-- START OF Data for this exercise --

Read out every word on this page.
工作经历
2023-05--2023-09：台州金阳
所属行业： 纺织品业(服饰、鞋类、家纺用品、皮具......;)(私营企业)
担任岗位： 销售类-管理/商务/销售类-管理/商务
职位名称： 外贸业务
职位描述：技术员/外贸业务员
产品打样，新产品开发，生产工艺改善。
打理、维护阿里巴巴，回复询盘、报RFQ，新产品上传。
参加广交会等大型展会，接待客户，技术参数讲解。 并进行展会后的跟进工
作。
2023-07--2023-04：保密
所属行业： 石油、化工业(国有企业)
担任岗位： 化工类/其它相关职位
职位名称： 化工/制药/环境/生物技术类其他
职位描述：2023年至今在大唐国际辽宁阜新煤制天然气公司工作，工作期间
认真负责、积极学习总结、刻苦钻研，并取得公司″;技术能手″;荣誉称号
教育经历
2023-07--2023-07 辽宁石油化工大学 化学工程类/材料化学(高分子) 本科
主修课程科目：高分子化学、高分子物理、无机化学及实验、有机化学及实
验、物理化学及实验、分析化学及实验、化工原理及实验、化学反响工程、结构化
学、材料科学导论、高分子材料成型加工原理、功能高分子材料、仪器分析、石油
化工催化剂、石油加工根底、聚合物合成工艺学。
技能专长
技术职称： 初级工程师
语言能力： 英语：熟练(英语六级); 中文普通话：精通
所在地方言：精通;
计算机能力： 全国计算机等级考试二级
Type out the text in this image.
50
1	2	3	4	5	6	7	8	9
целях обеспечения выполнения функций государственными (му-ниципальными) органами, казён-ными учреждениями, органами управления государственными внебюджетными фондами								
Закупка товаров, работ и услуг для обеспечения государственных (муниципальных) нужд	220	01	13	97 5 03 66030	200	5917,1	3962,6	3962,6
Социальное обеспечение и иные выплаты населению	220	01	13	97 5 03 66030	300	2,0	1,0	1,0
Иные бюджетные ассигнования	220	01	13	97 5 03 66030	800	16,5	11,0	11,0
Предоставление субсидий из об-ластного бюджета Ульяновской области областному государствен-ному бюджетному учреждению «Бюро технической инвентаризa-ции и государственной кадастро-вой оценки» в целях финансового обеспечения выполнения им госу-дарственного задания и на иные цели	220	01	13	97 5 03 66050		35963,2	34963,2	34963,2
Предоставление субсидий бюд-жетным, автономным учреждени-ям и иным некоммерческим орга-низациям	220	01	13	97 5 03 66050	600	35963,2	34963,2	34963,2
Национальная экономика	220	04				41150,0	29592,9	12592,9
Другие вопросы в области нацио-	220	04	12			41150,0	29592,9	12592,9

-- END OF Data for this exercise --

Select and copy every line of the material that holds the string "所属行业".

* Output of the task
所属行业： 纺织品业(服饰、鞋类、家纺用品、皮具......;)(私营企业)
所属行业： 石油、化工业(国有企业)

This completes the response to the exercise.